* Your task *
Write out the listing below in full and exactly, leaving out every picture.

* Entries from a visual dataset *
::::
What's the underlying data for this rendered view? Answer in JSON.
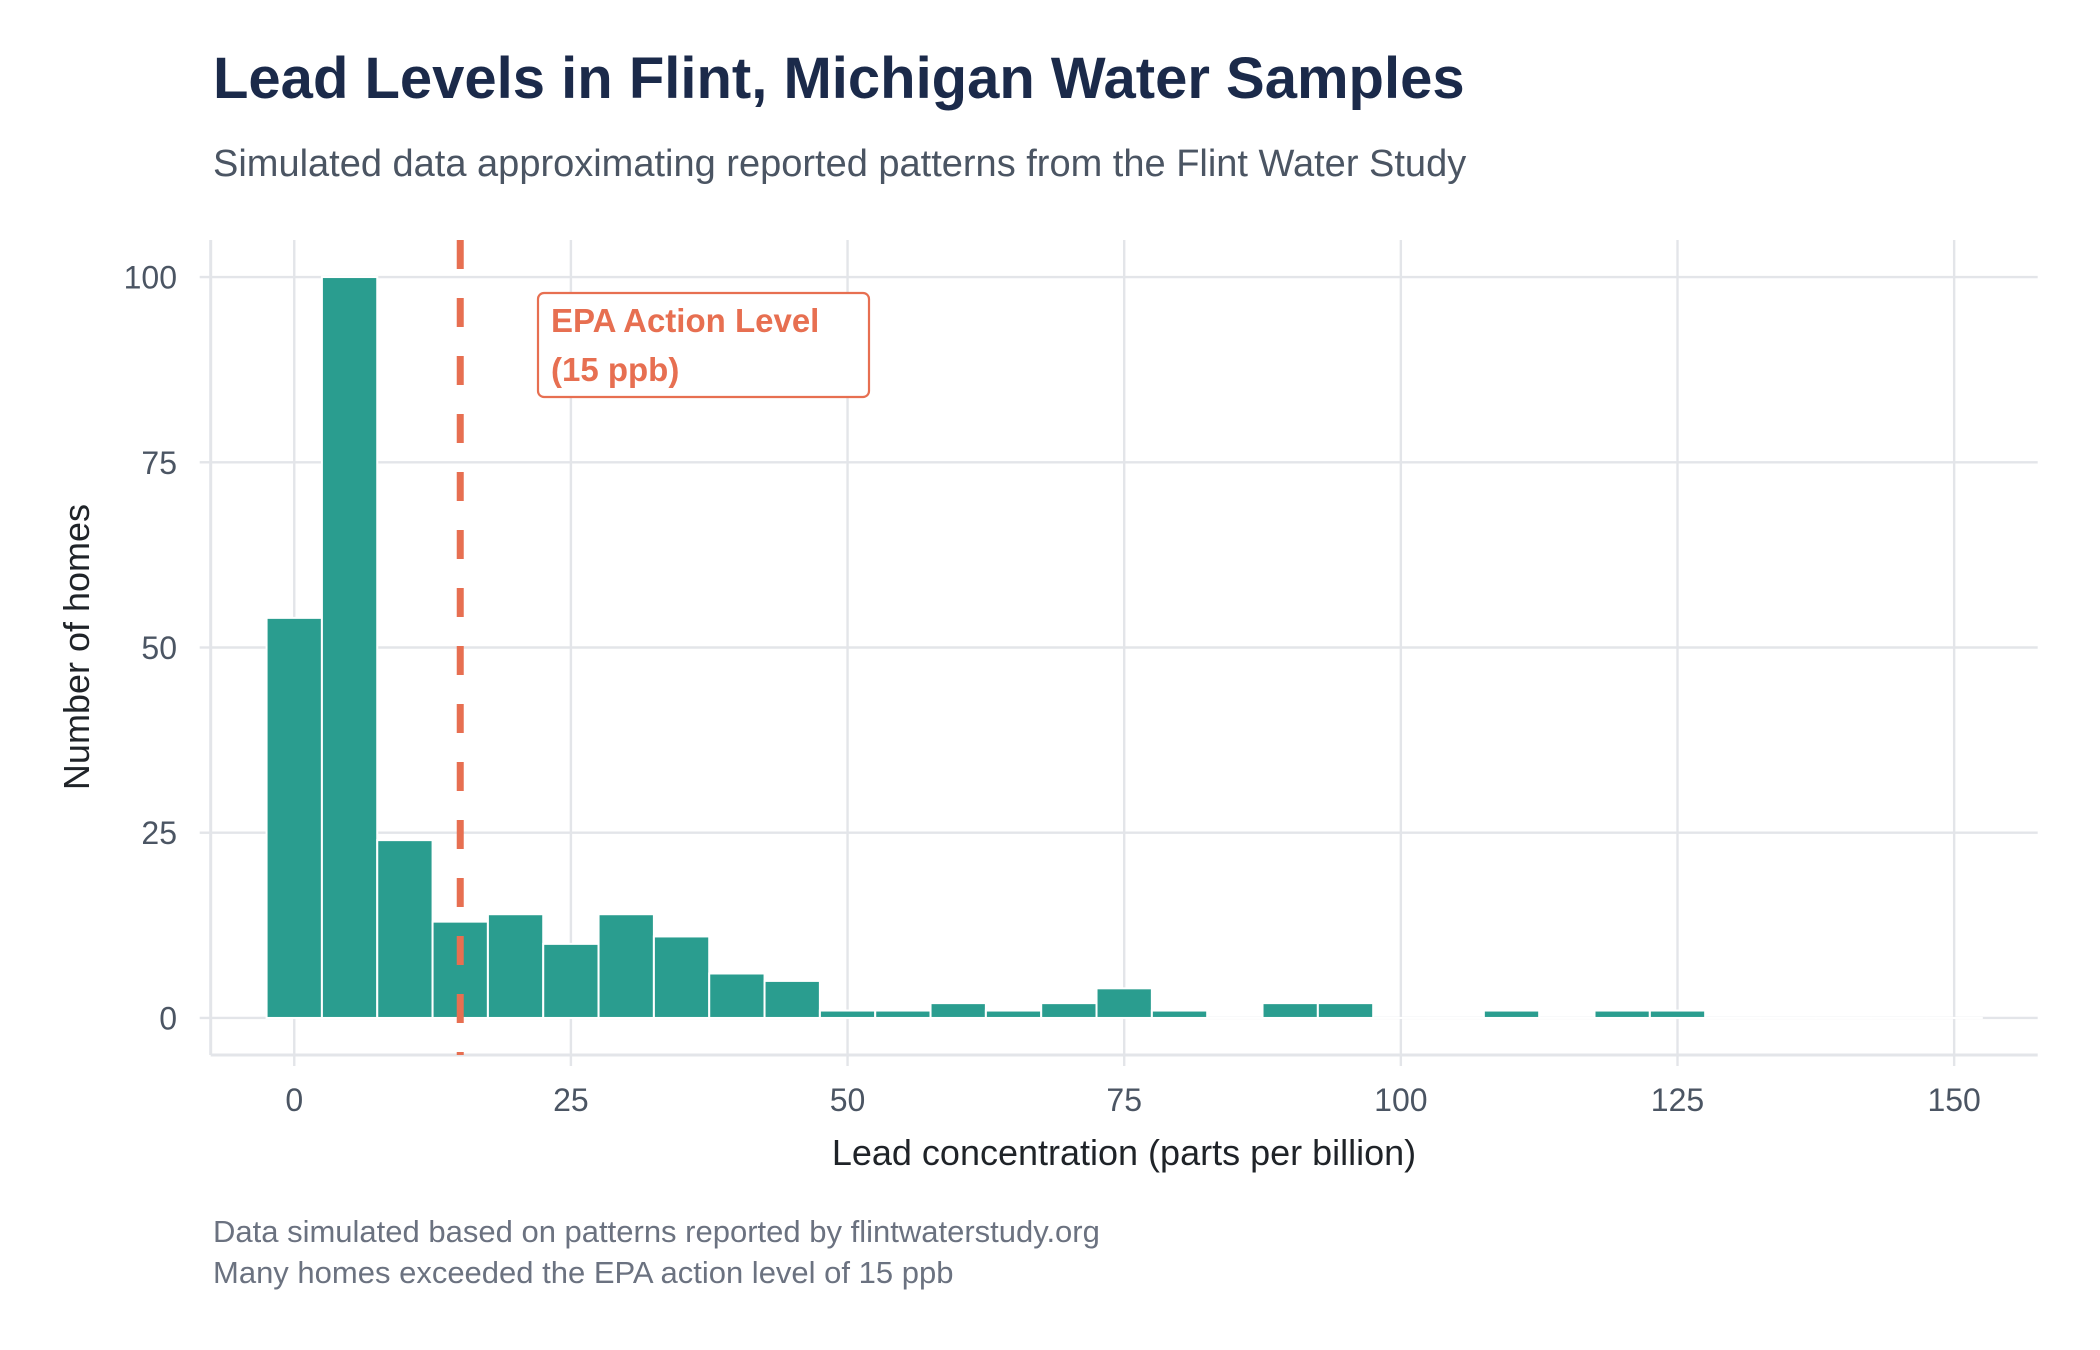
{
  "header": {
    "title": "Lead Levels in Flint, Michigan Water Samples",
    "subtitle": "Simulated data approximating reported patterns from the Flint Water Study"
  },
  "caption": {
    "line1": "Data simulated based on patterns reported by flintwaterstudy.org",
    "line2": "Many homes exceeded the EPA action level of 15 ppb"
  },
  "colors": {
    "bar_fill": "#2a9d8f",
    "bar_outline": "#ffffff",
    "reference_line": "#e76f51",
    "grid": "#e3e5e9",
    "title": "#1b2a4a"
  },
  "chart_data": {
    "type": "bar",
    "subtype": "histogram",
    "title": "Lead Levels in Flint, Michigan Water Samples",
    "subtitle": "Simulated data approximating reported patterns from the Flint Water Study",
    "xlabel": "Lead concentration (parts per billion)",
    "ylabel": "Number of homes",
    "binwidth": 5,
    "bin_centers": [
      0,
      5,
      10,
      15,
      20,
      25,
      30,
      35,
      40,
      45,
      50,
      55,
      60,
      65,
      70,
      75,
      80,
      85,
      90,
      95,
      100,
      105,
      110,
      115,
      120,
      125,
      130,
      135,
      140,
      145,
      150
    ],
    "values": [
      54,
      100,
      24,
      13,
      14,
      10,
      14,
      11,
      6,
      5,
      1,
      1,
      2,
      1,
      2,
      4,
      1,
      0,
      2,
      2,
      0,
      0,
      1,
      0,
      1,
      1,
      0,
      0,
      0,
      0,
      0
    ],
    "xlim": [
      -7.55,
      157.55
    ],
    "ylim": [
      -5,
      105
    ],
    "x_ticks": [
      0,
      25,
      50,
      75,
      100,
      125,
      150
    ],
    "x_tick_labels": [
      "0",
      "25",
      "50",
      "75",
      "100",
      "125",
      "150"
    ],
    "y_ticks": [
      0,
      25,
      50,
      75,
      100
    ],
    "y_tick_labels": [
      "0",
      "25",
      "50",
      "75",
      "100"
    ],
    "grid": true,
    "reference_line": {
      "x": 15,
      "style": "dashed",
      "label_line1": "EPA Action Level",
      "label_line2": "(15 ppb)"
    },
    "legend": "none"
  }
}
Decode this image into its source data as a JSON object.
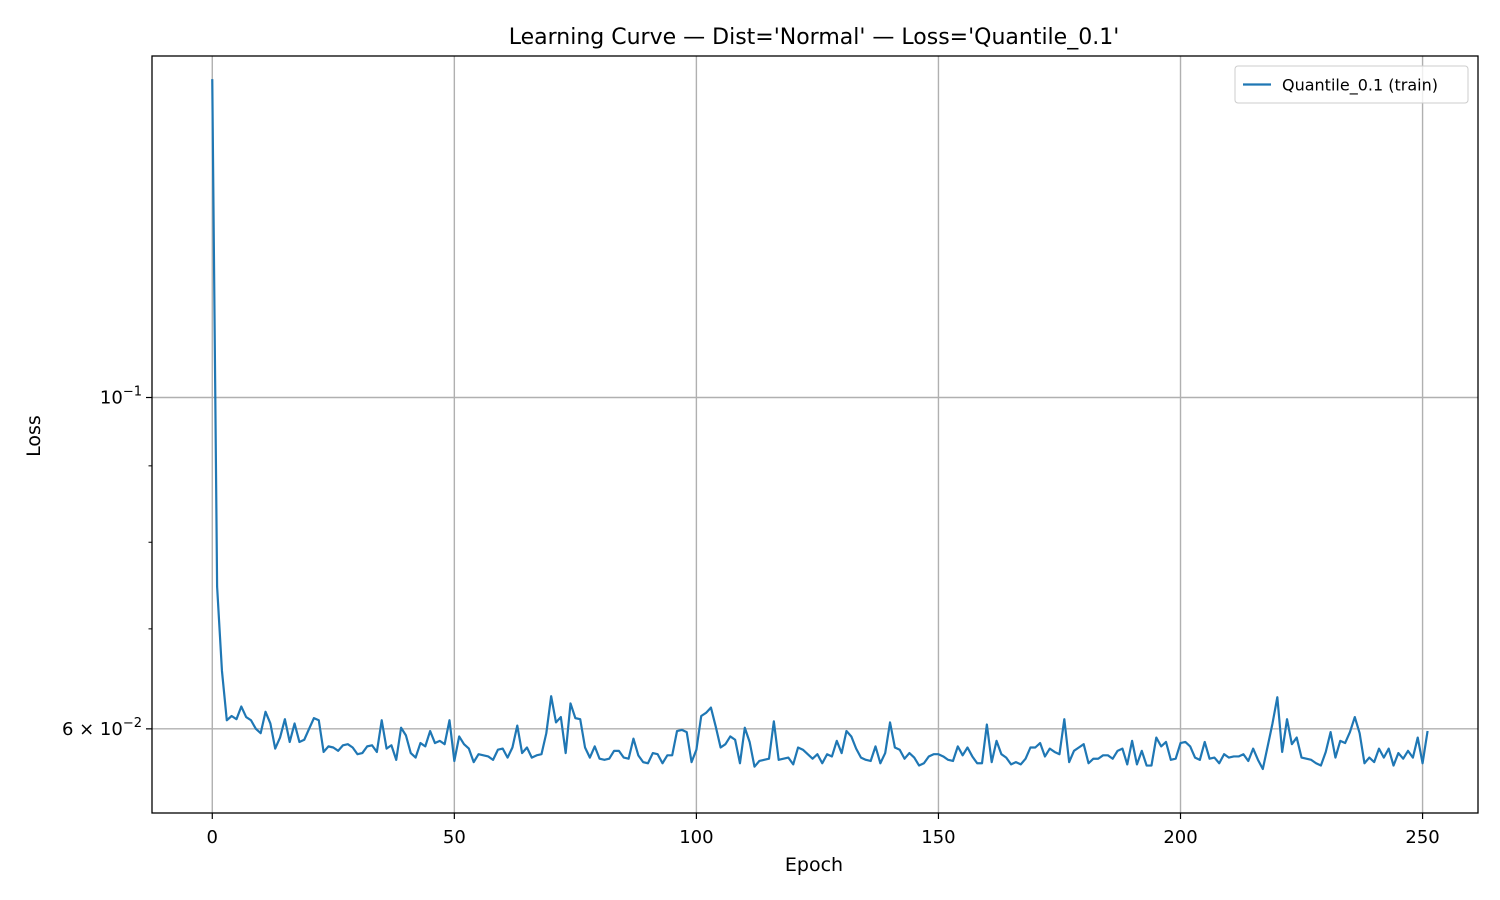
::::
* Written solution *
What's the underlying data for this rendered view? Answer in JSON.
{
  "header": {
    "title": "Lead Levels in Flint, Michigan Water Samples",
    "subtitle": "Simulated data approximating reported patterns from the Flint Water Study"
  },
  "caption": {
    "line1": "Data simulated based on patterns reported by flintwaterstudy.org",
    "line2": "Many homes exceeded the EPA action level of 15 ppb"
  },
  "colors": {
    "bar_fill": "#2a9d8f",
    "bar_outline": "#ffffff",
    "reference_line": "#e76f51",
    "grid": "#e3e5e9",
    "title": "#1b2a4a"
  },
  "chart_data": {
    "type": "bar",
    "subtype": "histogram",
    "title": "Lead Levels in Flint, Michigan Water Samples",
    "subtitle": "Simulated data approximating reported patterns from the Flint Water Study",
    "xlabel": "Lead concentration (parts per billion)",
    "ylabel": "Number of homes",
    "binwidth": 5,
    "bin_centers": [
      0,
      5,
      10,
      15,
      20,
      25,
      30,
      35,
      40,
      45,
      50,
      55,
      60,
      65,
      70,
      75,
      80,
      85,
      90,
      95,
      100,
      105,
      110,
      115,
      120,
      125,
      130,
      135,
      140,
      145,
      150
    ],
    "values": [
      54,
      100,
      24,
      13,
      14,
      10,
      14,
      11,
      6,
      5,
      1,
      1,
      2,
      1,
      2,
      4,
      1,
      0,
      2,
      2,
      0,
      0,
      1,
      0,
      1,
      1,
      0,
      0,
      0,
      0,
      0
    ],
    "xlim": [
      -7.55,
      157.55
    ],
    "ylim": [
      -5,
      105
    ],
    "x_ticks": [
      0,
      25,
      50,
      75,
      100,
      125,
      150
    ],
    "x_tick_labels": [
      "0",
      "25",
      "50",
      "75",
      "100",
      "125",
      "150"
    ],
    "y_ticks": [
      0,
      25,
      50,
      75,
      100
    ],
    "y_tick_labels": [
      "0",
      "25",
      "50",
      "75",
      "100"
    ],
    "grid": true,
    "reference_line": {
      "x": 15,
      "style": "dashed",
      "label_line1": "EPA Action Level",
      "label_line2": "(15 ppb)"
    },
    "legend": "none"
  }
}
Decode this image into its source data as a JSON object.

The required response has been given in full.